Henry had no experience of farming although he claimed farming ancestry. So why did he take this rather perverse step? He tended to say that he had written himself out of Devon, its animals, its characters, its countryside, and needed a new stimulus, and with twenty-one books on the area already published, this was no doubt to some extent true but it was not the full reason. Immediately after Christmas 1935 Henry drove up to London in his Alvis Silver Eagle sports car and went to see his publisher and great friend, Richard (Dick) de la Mare, son of the writer and poet Walter de la Mare. Henry was in a state of considerable turmoil. Dick invited him to spend the New Year with him and his wife at their home in East Runton on the North Norfolk coast.
It is obvious that Henry unburdened his troubled thoughts to his friends into the small hours. It tends to be taken for granted that this turmoil was about problems with a girlfriend. (Although married and with a family, Henry constantly fell for a succession of admiring young women.) But Dick’s suggestion that he should take up farming to solve things seems a little radical for the failure of a current love affair.
Henry had recently returned from a visit to Germany at the invitation of another close friend, John Heygate (heir to a baronetcy and an estate in Ireland), who worked for the German film company UFA. Heygate was far more involved with German politics than was apparent and he arranged with the authorities that Henry should be shown the best of the current achievements: the new autobahn roads, the fast Auto-Union cars, the ‘happy spirit’ of the extensive youth movement, and topping the list, tickets for that year’s Rally at Nürnberg, staged to impress and awe those present.

....

• Exercise tasks
a: In the passage about Henry's turn to farming, where was the home at which Dick de la Mare invited Henry to spend the New Year?
b: Please explain, in one to three sentences, the reason Henry tended to give for taking up farming, according to the passage about his turn to farming.

• Source material
....

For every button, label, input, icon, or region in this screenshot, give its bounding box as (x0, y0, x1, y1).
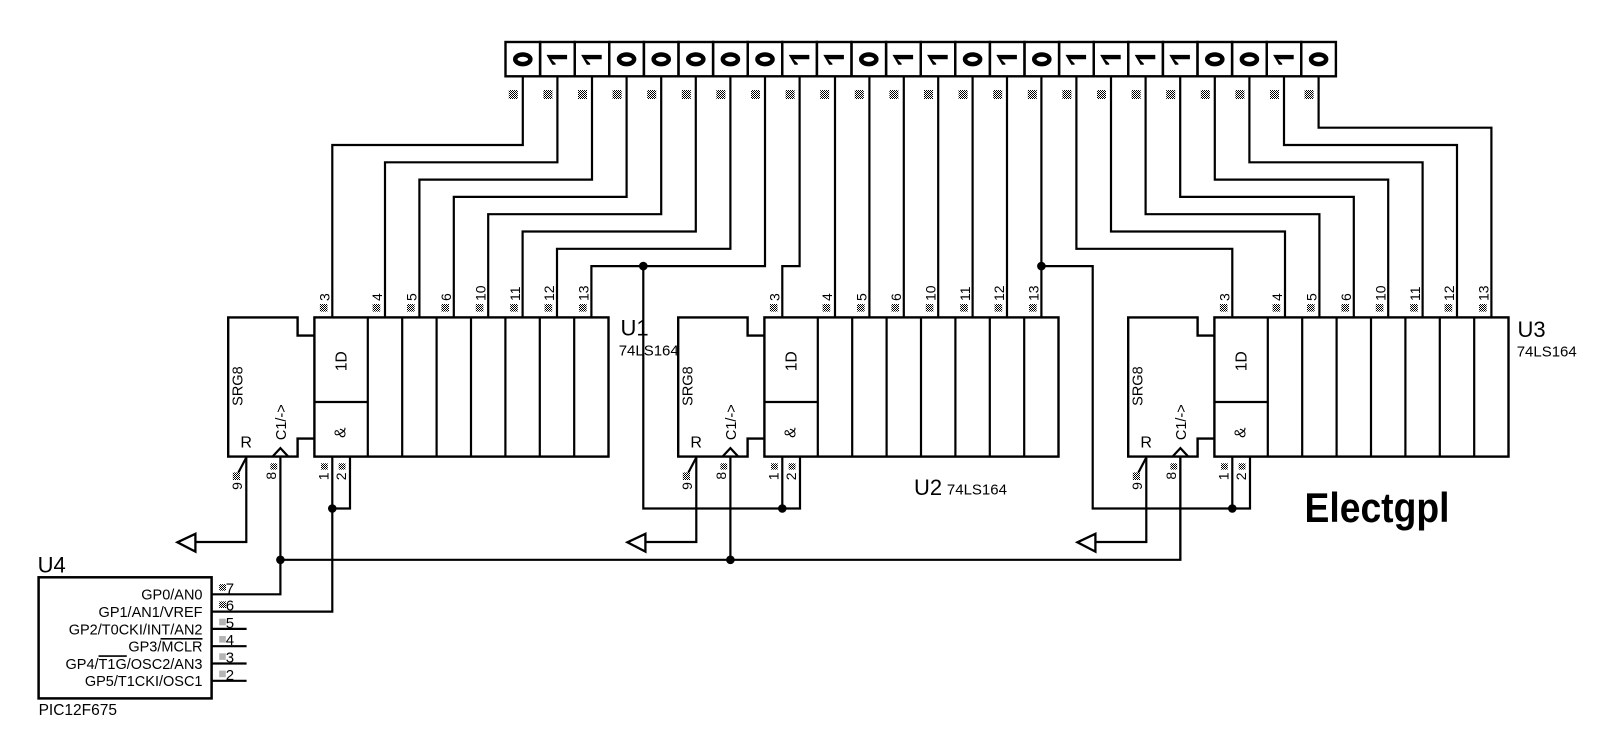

....

• Task-by-task answers
a: East Runton, on the North Norfolk coast.

b: Henry tended to say that he had written himself out of Devon, with its animals, characters and countryside, and needed a new stimulus. With twenty-one books on the area already published, this was to some extent true, but it was not the full reason.